» Task to carry out
Each entry must be reproduced precisely as it stands.

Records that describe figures
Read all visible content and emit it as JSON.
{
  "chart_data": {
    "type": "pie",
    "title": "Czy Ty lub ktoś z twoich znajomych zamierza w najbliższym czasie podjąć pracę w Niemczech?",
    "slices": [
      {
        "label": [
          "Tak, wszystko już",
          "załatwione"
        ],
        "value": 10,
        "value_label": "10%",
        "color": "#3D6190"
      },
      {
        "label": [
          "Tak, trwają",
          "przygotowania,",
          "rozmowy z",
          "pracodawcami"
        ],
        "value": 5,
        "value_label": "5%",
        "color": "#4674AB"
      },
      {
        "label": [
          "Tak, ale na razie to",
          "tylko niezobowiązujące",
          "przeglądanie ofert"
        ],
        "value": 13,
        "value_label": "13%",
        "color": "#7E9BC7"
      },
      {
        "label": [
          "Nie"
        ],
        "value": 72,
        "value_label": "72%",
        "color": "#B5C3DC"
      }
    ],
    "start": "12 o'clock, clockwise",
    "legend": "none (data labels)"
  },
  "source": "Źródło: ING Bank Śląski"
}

» Response
Read all visible content and emit it as JSON.
{
  "chart_data": {
    "type": "pie",
    "title": "Czy Ty lub ktoś z twoich znajomych zamierza w najbliższym czasie podjąć pracę w Niemczech?",
    "slices": [
      {
        "label": [
          "Tak, wszystko już",
          "załatwione"
        ],
        "value": 10,
        "value_label": "10%",
        "color": "#3D6190"
      },
      {
        "label": [
          "Tak, trwają",
          "przygotowania,",
          "rozmowy z",
          "pracodawcami"
        ],
        "value": 5,
        "value_label": "5%",
        "color": "#4674AB"
      },
      {
        "label": [
          "Tak, ale na razie to",
          "tylko niezobowiązujące",
          "przeglądanie ofert"
        ],
        "value": 13,
        "value_label": "13%",
        "color": "#7E9BC7"
      },
      {
        "label": [
          "Nie"
        ],
        "value": 72,
        "value_label": "72%",
        "color": "#B5C3DC"
      }
    ],
    "start": "12 o'clock, clockwise",
    "legend": "none (data labels)"
  },
  "source": "Źródło: ING Bank Śląski"
}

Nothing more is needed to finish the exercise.